**What to produce:** Copy the lines from the item, beginning with the line containing "legend-dot-light [1144, 203, 1175, 233]" and continuing through the line containing "1215, 745, 1236]", reproducing each one verbatim.

(Spatial layout data)
──────────────────────────────
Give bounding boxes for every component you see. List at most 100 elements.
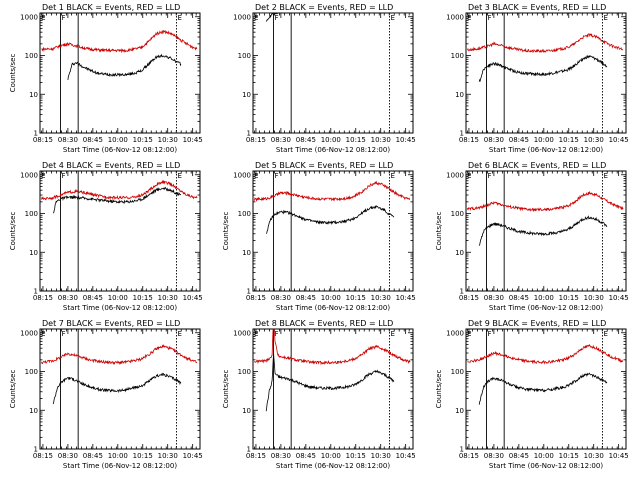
x-tick-label: 08:30 [58, 452, 78, 460]
lld-series-line [41, 344, 198, 366]
x-tick-label: 08:30 [58, 136, 78, 144]
x-tick-label: 08:30 [271, 136, 291, 144]
y-tick-label: 1000 [446, 171, 464, 179]
y-axis-label: Counts/sec [9, 54, 17, 93]
time-marker-label: E [178, 330, 182, 338]
y-tick-label: 100 [238, 52, 251, 60]
x-tick-label: 10:30 [584, 136, 604, 144]
x-tick-label: 10:45 [183, 294, 203, 302]
x-axis-label: Start Time (06-Nov-12 08:12:00) [63, 304, 177, 312]
x-tick-label: 10:15 [559, 136, 579, 144]
time-marker-label: F [62, 172, 66, 180]
time-marker-label: E [178, 14, 182, 22]
events-series-line [67, 53, 182, 81]
x-tick-label: 08:15 [246, 136, 266, 144]
x-tick-label: 10:15 [346, 294, 366, 302]
y-tick-label: 1000 [20, 171, 38, 179]
corner-marker-label: E [41, 330, 45, 338]
panel-title: Det 4 BLACK = Events, RED = LLD [42, 161, 180, 170]
x-tick-label: 08:45 [509, 136, 529, 144]
y-tick-label: 1 [247, 130, 251, 138]
x-tick-label: 08:15 [459, 294, 479, 302]
x-tick-label: 08:30 [271, 452, 291, 460]
y-tick-label: 1000 [233, 171, 251, 179]
time-marker-label: E [604, 330, 608, 338]
panel-title: Det 1 BLACK = Events, RED = LLD [42, 3, 180, 12]
x-tick-label: 10:30 [158, 452, 178, 460]
corner-marker-label: E [254, 330, 258, 338]
panel-title: Det 5 BLACK = Events, RED = LLD [255, 161, 393, 170]
lld-series-line [467, 33, 624, 54]
x-axis-label: Start Time (06-Nov-12 08:12:00) [63, 462, 177, 470]
events-series-line [53, 186, 182, 214]
y-tick-label: 10 [455, 91, 464, 99]
x-tick-label: 08:30 [484, 452, 504, 460]
x-tick-label: 08:45 [83, 294, 103, 302]
plot-frame [39, 328, 201, 450]
events-series-line [265, 353, 395, 412]
lld-series-line [254, 329, 411, 366]
y-tick-label: 100 [25, 368, 38, 376]
x-tick-label: 08:30 [484, 136, 504, 144]
y-tick-label: 1 [460, 446, 464, 454]
y-tick-label: 1000 [446, 329, 464, 337]
x-tick-label: 10:00 [321, 136, 341, 144]
time-marker-label: F [488, 330, 492, 338]
y-tick-label: 100 [238, 368, 251, 376]
y-tick-label: 100 [238, 210, 251, 218]
y-tick-label: 1 [34, 446, 38, 454]
plot-frame [465, 328, 627, 450]
x-tick-label: 10:45 [609, 452, 629, 460]
y-tick-label: 1 [34, 288, 38, 296]
y-tick-label: 10 [242, 407, 251, 415]
x-tick-label: 10:30 [584, 294, 604, 302]
x-tick-label: 10:00 [321, 452, 341, 460]
corner-marker-label: E [467, 14, 471, 22]
y-tick-label: 100 [451, 210, 464, 218]
x-tick-label: 10:00 [534, 452, 554, 460]
time-marker-label: E [604, 14, 608, 22]
lld-series-line [467, 190, 624, 213]
x-tick-label: 08:15 [459, 452, 479, 460]
panel-title: Det 3 BLACK = Events, RED = LLD [468, 3, 606, 12]
events-series-line [265, 205, 395, 234]
x-tick-label: 10:30 [158, 136, 178, 144]
y-axis-label: Counts/sec [435, 370, 443, 409]
y-tick-label: 10 [29, 91, 38, 99]
time-marker-label: E [604, 172, 608, 180]
y-tick-label: 10 [455, 407, 464, 415]
panel-title: Det 8 BLACK = Events, RED = LLD [255, 319, 393, 328]
x-axis-label: Start Time (06-Nov-12 08:12:00) [489, 462, 603, 470]
panel-title: Det 9 BLACK = Events, RED = LLD [468, 319, 606, 328]
events-series-line [478, 54, 608, 82]
y-tick-label: 1 [247, 446, 251, 454]
x-tick-label: 10:15 [133, 452, 153, 460]
x-tick-label: 10:45 [396, 136, 416, 144]
time-marker-label: F [62, 14, 66, 22]
events-series-line [478, 215, 608, 246]
y-axis-label: Counts/sec [222, 370, 230, 409]
y-tick-label: 1000 [446, 13, 464, 21]
x-tick-label: 08:45 [296, 294, 316, 302]
time-marker-label: F [488, 172, 492, 180]
plot-frame [39, 12, 201, 134]
plot-frame [252, 328, 414, 450]
time-marker-label: E [391, 172, 395, 180]
detector-panel-3: Det 3 BLACK = Events, RED = LLD 1 10 100 100… [446, 3, 629, 154]
x-tick-label: 10:30 [371, 294, 391, 302]
y-axis-label: Counts/sec [9, 212, 17, 251]
x-tick-label: 08:30 [271, 294, 291, 302]
x-axis-label: Start Time (06-Nov-12 08:12:00) [63, 146, 177, 154]
y-tick-label: 10 [29, 407, 38, 415]
y-tick-label: 100 [25, 52, 38, 60]
y-tick-label: 100 [451, 52, 464, 60]
time-marker-label: F [275, 172, 279, 180]
time-marker-label: F [62, 330, 66, 338]
corner-marker-label: E [254, 14, 258, 22]
x-tick-label: 08:45 [296, 452, 316, 460]
x-tick-label: 08:45 [509, 452, 529, 460]
events-series-line [478, 372, 608, 405]
detector-panel-6: Det 6 BLACK = Events, RED = LLD 1 10 100 100… [435, 161, 629, 312]
lld-series-line [467, 343, 624, 365]
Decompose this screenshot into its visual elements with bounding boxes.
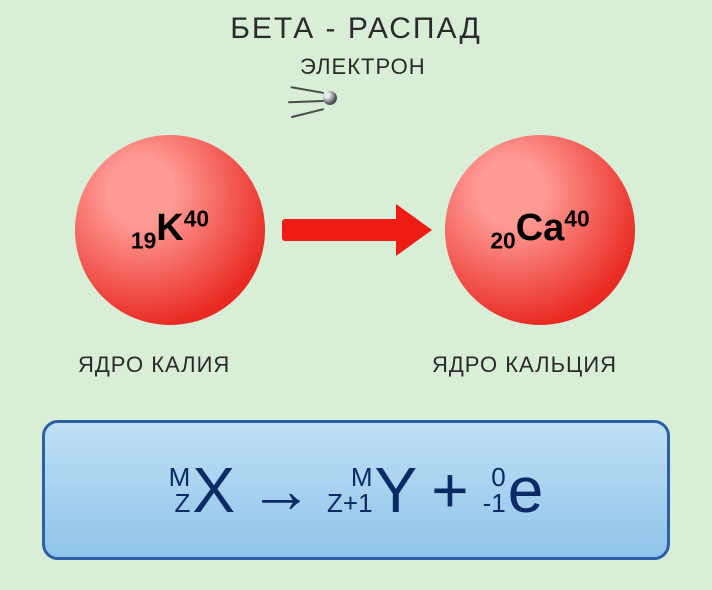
left-mass-number: 40 — [184, 205, 209, 231]
right-nucleus-label: 20Ca40 — [490, 205, 589, 254]
decay-arrow-shaft — [282, 219, 400, 241]
electron-particle — [323, 91, 337, 105]
x-symbol: X — [192, 458, 235, 522]
formula-arrow: → — [241, 458, 321, 522]
decay-arrow — [282, 204, 432, 256]
right-atomic-number: 20 — [490, 228, 515, 254]
e-superscript: 0 — [491, 464, 505, 490]
term-y: M Z+1 Y — [327, 458, 417, 522]
electron-trail — [291, 108, 324, 118]
term-e: 0 -1 e — [483, 458, 544, 522]
x-subscript: Z — [174, 490, 190, 516]
formula-box: M Z X → M Z+1 Y + 0 -1 e — [42, 420, 670, 560]
right-nucleus-caption: ЯДРО КАЛЬЦИЯ — [432, 352, 617, 378]
diagram-title: БЕТА - РАСПАД — [0, 12, 712, 46]
e-subscript: -1 — [483, 490, 506, 516]
term-x: M Z X — [169, 458, 235, 522]
e-symbol: e — [508, 458, 544, 522]
electron-trail — [288, 100, 324, 103]
left-element-symbol: K — [156, 207, 183, 249]
electron-trail — [290, 86, 324, 94]
right-element-symbol: Ca — [516, 207, 565, 249]
left-atomic-number: 19 — [131, 228, 156, 254]
right-mass-number: 40 — [564, 205, 589, 231]
x-superscript: M — [169, 464, 191, 490]
left-nucleus-label: 19K40 — [131, 205, 209, 254]
right-nucleus: 20Ca40 — [445, 135, 635, 325]
left-nucleus-caption: ЯДРО КАЛИЯ — [78, 352, 230, 378]
formula-plus: + — [423, 458, 476, 522]
y-symbol: Y — [375, 458, 418, 522]
diagram-stage: БЕТА - РАСПАД ЭЛЕКТРОН 19K40 ЯДРО КАЛИЯ … — [0, 0, 712, 590]
y-superscript: M — [351, 464, 373, 490]
y-subscript: Z+1 — [327, 490, 373, 516]
electron-label: ЭЛЕКТРОН — [300, 54, 426, 80]
decay-formula: M Z X → M Z+1 Y + 0 -1 e — [45, 458, 667, 522]
left-nucleus: 19K40 — [75, 135, 265, 325]
decay-arrow-head — [396, 204, 432, 256]
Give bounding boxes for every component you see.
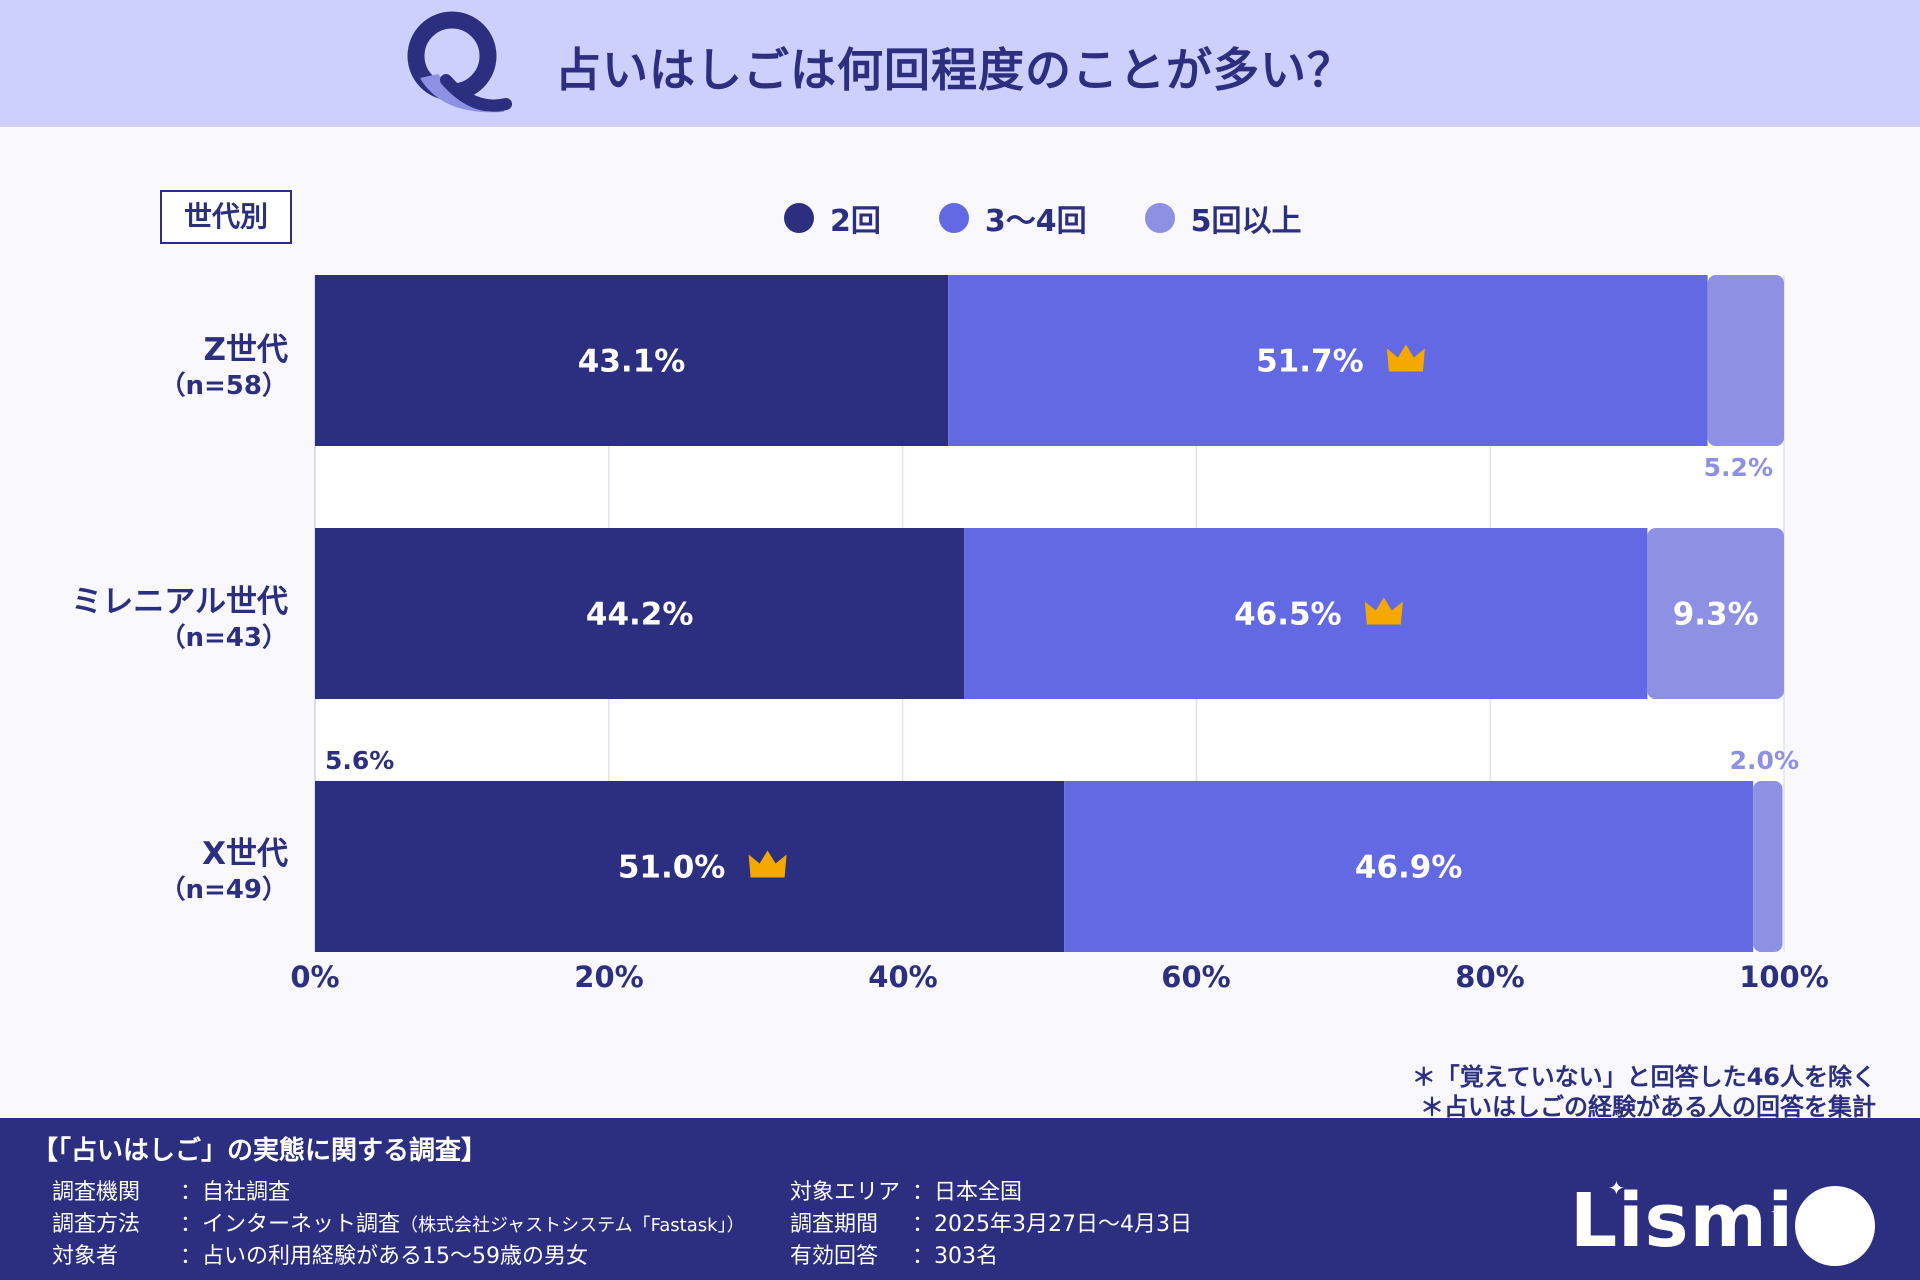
legend-dot-light [1144, 203, 1175, 233]
footer-row-target: 対象者 ：占いの利用経験がある15〜59歳の男女 [52, 1238, 588, 1270]
note-aggregated: ＊占いはしごの経験がある人の回答を集計 [1420, 1093, 1876, 1121]
row-name: ミレニアル世代 [71, 584, 288, 620]
chart-legend: 2回 3〜4回 5回以上 [784, 196, 1360, 240]
footer-title: 【「占いはしご」の実態に関する調査】 [32, 1136, 488, 1166]
footer-value: ：303名 [912, 1244, 998, 1269]
footer-value: ：日本全国 [912, 1180, 1023, 1205]
bar-segment [315, 275, 949, 446]
legend-item-2: 2回 [784, 196, 881, 240]
row-label-millennial: ミレニアル世代 （n=43） [71, 582, 288, 654]
footer-value-small: （株式会社ジャストシステム「Fastask」） [400, 1215, 745, 1236]
survey-footer: 【「占いはしご」の実態に関する調査】 調査機関 ：自社調査 調査方法 ：インターネッ… [0, 1118, 1920, 1280]
footer-row-area: 対象エリア ：日本全国 [790, 1174, 1022, 1206]
question-title: 占いはしごは何回程度のことが多い？ [555, 43, 1354, 97]
x-tick-label: 0% [290, 960, 340, 994]
x-tick-label: 100% [1739, 960, 1829, 994]
footer-value: ：インターネット調査 [180, 1212, 401, 1237]
row-n: （n=43） [159, 623, 288, 653]
footer-value: ：自社調査 [180, 1180, 291, 1205]
sparkle-icon: ✦ [1770, 1200, 1787, 1224]
footer-key: 調査方法 [52, 1212, 141, 1237]
bar-segment [948, 275, 1708, 446]
logo-mascot-icon [1795, 1186, 1875, 1266]
annotation-label: 5.6% [325, 746, 394, 775]
footer-row-responses: 有効回答 ：303名 [790, 1238, 998, 1270]
crown-icon [748, 850, 787, 878]
x-tick-label: 60% [1161, 960, 1231, 994]
data-label: 51.0% [618, 850, 726, 886]
header-band [0, 0, 1920, 127]
legend-label: 5回以上 [1190, 204, 1302, 239]
footer-key: 調査機関 [52, 1180, 141, 1205]
data-label: 43.1% [578, 344, 686, 380]
data-label: 9.3% [1673, 597, 1759, 633]
bar-segment [964, 528, 1648, 699]
row-n: （n=58） [159, 371, 288, 401]
bar-segment [315, 781, 1065, 952]
bar-segment [315, 528, 965, 699]
footer-row-method: 調査方法 ：インターネット調査（株式会社ジャストシステム「Fastask」） [52, 1206, 745, 1238]
legend-label: 3〜4回 [984, 204, 1087, 239]
row-name: X世代 [202, 836, 288, 872]
legend-dot-mid [938, 203, 969, 233]
footer-row-agency: 調査機関 ：自社調査 [52, 1174, 290, 1206]
q-letter-icon [407, 11, 512, 113]
data-label: 51.7% [1256, 344, 1364, 380]
x-tick-label: 20% [574, 960, 644, 994]
bar-segment [1707, 275, 1784, 446]
bar-segment [1064, 781, 1754, 952]
bar-segment [1647, 528, 1784, 699]
group-tag: 世代別 [160, 190, 292, 244]
note-excluded: ＊「覚えていない」と回答した46人を除く [1411, 1063, 1876, 1091]
row-n: （n=49） [159, 875, 288, 905]
row-label-z: Z世代 （n=58） [160, 330, 288, 402]
footer-row-period: 調査期間 ：2025年3月27日〜4月3日 [790, 1206, 1192, 1238]
footer-value: ：2025年3月27日〜4月3日 [912, 1212, 1192, 1237]
legend-label: 2回 [830, 204, 881, 239]
crown-icon [1364, 597, 1403, 625]
footer-value: ：占いの利用経験がある15〜59歳の男女 [180, 1244, 588, 1269]
footer-key: 有効回答 [790, 1244, 879, 1269]
legend-item-5plus: 5回以上 [1144, 196, 1302, 240]
bar-segment [1753, 781, 1783, 952]
row-name: Z世代 [203, 332, 288, 368]
legend-item-3-4: 3〜4回 [938, 196, 1087, 240]
crown-icon [1386, 344, 1425, 372]
data-label: 46.9% [1355, 850, 1463, 886]
data-label-outside: 2.0% [1730, 746, 1799, 775]
legend-dot-dark [784, 203, 814, 233]
footer-key: 対象エリア [790, 1180, 901, 1205]
data-label: 44.2% [586, 597, 694, 633]
footer-key: 調査期間 [790, 1212, 879, 1237]
x-tick-label: 40% [868, 960, 938, 994]
footer-key: 対象者 [52, 1244, 119, 1269]
lismi-logo: Lismi [1570, 1178, 1795, 1264]
data-label-outside: 5.2% [1704, 453, 1773, 482]
sparkle-icon: ✦ [1608, 1176, 1625, 1200]
x-tick-label: 80% [1455, 960, 1525, 994]
row-label-x: X世代 （n=49） [160, 834, 288, 906]
data-label: 46.5% [1234, 597, 1342, 633]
──────────────────────────────
**Solution to this task:**
legend-dot-light [1144, 203, 1175, 233]
footer-row-target: 対象者 ：占いの利用経験がある15〜59歳の男女 [52, 1238, 588, 1270]
note-aggregated: ＊占いはしごの経験がある人の回答を集計 [1420, 1093, 1876, 1121]
row-name: ミレニアル世代 [71, 584, 288, 620]
chart-legend: 2回 3〜4回 5回以上 [784, 196, 1360, 240]
footer-title: 【「占いはしご」の実態に関する調査】 [32, 1136, 488, 1166]
footer-value: ：303名 [912, 1244, 998, 1269]
footer-value: ：日本全国 [912, 1180, 1023, 1205]
bar-segment [315, 275, 949, 446]
legend-item-2: 2回 [784, 196, 881, 240]
row-label-millennial: ミレニアル世代 （n=43） [71, 582, 288, 654]
footer-value-small: （株式会社ジャストシステム「Fastask」） [400, 1215, 745, 1236]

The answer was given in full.